Stated exercise:
Your task is to locate every line holding the string "saliency" and to copy each of them.

Source records
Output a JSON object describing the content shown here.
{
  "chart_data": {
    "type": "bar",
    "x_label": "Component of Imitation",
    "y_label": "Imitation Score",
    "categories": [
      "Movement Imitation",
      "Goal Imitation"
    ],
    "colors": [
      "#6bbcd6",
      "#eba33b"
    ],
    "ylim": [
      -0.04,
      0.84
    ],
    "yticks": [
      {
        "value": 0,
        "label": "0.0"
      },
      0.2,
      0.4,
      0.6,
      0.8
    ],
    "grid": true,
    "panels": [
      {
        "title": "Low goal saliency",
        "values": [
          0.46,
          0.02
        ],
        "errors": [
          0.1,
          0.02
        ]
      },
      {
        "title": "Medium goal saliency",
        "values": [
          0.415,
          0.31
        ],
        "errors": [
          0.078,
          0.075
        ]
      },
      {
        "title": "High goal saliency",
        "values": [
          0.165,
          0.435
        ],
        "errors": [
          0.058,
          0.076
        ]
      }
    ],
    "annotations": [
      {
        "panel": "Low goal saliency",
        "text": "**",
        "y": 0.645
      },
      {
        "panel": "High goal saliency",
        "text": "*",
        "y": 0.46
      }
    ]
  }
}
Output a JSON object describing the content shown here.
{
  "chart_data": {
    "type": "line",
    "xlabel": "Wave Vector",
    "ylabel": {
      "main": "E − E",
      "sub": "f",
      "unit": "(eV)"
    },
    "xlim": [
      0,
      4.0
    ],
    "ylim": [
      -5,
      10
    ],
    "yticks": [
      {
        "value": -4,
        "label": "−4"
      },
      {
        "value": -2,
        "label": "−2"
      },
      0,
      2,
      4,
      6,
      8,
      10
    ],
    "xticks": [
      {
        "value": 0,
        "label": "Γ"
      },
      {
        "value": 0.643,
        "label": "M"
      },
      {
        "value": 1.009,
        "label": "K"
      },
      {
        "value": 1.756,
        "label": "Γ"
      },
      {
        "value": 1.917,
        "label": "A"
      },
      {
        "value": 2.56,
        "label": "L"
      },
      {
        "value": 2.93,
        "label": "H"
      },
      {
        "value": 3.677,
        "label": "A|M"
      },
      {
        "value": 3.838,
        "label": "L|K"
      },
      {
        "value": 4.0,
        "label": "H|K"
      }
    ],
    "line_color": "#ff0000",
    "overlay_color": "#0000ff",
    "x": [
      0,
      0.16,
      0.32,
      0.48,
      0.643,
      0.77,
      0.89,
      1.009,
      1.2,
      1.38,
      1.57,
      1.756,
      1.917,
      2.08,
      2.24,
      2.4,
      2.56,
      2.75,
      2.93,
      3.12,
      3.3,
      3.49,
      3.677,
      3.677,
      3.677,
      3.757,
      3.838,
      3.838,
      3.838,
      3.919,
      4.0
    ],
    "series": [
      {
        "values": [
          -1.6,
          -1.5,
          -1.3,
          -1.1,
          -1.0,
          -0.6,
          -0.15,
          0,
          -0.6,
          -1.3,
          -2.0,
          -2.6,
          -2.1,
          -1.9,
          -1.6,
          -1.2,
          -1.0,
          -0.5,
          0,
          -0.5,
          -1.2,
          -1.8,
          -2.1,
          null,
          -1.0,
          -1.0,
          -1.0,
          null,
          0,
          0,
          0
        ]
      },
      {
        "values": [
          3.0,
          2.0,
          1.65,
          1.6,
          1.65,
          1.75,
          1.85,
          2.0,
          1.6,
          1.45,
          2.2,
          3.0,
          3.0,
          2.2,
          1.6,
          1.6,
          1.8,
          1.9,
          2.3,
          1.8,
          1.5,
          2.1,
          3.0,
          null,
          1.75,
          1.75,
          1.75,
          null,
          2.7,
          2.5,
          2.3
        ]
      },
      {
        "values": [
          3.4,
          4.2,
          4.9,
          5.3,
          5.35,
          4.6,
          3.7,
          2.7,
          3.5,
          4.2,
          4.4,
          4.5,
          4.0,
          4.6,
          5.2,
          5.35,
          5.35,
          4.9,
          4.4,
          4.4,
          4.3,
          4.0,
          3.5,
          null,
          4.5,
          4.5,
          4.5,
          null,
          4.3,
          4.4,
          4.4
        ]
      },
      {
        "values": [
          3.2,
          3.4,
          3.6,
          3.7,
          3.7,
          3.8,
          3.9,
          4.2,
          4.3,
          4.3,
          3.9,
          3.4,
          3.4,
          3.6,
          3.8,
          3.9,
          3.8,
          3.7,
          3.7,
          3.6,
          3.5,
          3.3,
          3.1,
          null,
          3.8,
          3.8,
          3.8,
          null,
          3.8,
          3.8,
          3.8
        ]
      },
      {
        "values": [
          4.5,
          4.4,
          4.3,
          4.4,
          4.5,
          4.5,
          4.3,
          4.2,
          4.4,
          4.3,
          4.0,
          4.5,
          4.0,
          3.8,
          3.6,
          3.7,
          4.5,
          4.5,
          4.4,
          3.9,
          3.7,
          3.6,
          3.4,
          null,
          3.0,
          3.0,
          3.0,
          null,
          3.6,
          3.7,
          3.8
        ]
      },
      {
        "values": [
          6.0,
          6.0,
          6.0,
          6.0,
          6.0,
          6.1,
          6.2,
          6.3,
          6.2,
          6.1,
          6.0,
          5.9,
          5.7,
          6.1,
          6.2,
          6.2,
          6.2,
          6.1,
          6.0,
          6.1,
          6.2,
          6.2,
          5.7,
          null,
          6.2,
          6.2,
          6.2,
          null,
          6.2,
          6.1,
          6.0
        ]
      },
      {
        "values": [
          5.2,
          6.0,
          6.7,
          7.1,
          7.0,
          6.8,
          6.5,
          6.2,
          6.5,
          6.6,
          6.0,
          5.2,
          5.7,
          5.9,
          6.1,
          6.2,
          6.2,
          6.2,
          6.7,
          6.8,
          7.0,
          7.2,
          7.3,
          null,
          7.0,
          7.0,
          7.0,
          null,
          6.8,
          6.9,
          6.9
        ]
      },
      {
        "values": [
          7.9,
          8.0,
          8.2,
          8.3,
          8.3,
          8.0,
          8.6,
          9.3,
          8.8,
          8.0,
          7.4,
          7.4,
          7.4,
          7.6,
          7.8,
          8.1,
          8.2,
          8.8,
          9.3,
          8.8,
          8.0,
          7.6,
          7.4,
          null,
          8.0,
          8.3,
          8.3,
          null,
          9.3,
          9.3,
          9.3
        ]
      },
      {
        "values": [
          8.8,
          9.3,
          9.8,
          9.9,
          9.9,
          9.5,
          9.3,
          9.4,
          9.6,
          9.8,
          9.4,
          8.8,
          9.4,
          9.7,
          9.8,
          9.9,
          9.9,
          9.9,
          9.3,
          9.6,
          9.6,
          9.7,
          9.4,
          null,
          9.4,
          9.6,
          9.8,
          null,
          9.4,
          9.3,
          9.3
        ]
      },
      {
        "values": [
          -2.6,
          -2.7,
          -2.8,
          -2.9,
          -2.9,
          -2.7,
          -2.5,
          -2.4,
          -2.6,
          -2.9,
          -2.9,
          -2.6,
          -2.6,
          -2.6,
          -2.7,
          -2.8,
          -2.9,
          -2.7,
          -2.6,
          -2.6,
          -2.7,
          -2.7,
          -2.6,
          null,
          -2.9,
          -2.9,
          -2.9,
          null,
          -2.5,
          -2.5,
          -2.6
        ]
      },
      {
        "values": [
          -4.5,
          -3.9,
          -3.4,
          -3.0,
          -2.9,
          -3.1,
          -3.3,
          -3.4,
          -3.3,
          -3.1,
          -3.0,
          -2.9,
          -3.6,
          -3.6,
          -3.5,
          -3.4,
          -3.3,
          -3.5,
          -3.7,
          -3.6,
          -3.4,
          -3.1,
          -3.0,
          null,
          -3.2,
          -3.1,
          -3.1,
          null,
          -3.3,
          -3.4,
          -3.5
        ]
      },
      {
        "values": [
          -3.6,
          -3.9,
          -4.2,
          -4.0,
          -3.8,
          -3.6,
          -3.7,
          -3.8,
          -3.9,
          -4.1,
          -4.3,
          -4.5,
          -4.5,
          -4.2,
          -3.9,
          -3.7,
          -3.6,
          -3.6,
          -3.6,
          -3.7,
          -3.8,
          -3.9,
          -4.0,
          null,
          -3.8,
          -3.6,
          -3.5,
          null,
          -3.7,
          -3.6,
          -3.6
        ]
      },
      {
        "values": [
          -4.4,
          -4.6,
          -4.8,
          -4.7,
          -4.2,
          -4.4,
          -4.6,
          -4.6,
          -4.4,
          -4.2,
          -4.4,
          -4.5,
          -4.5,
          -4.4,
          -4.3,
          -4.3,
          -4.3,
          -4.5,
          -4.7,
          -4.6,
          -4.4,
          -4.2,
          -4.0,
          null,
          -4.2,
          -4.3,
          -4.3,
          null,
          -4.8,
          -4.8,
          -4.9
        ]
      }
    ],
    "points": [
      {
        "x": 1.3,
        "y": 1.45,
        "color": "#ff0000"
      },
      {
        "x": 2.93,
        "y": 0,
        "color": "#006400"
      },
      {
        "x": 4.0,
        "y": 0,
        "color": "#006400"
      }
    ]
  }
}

Response:
        "title": "Low goal saliency",
        "title": "Medium goal saliency",
        "title": "High goal saliency",
        "panel": "Low goal saliency",
        "panel": "High goal saliency",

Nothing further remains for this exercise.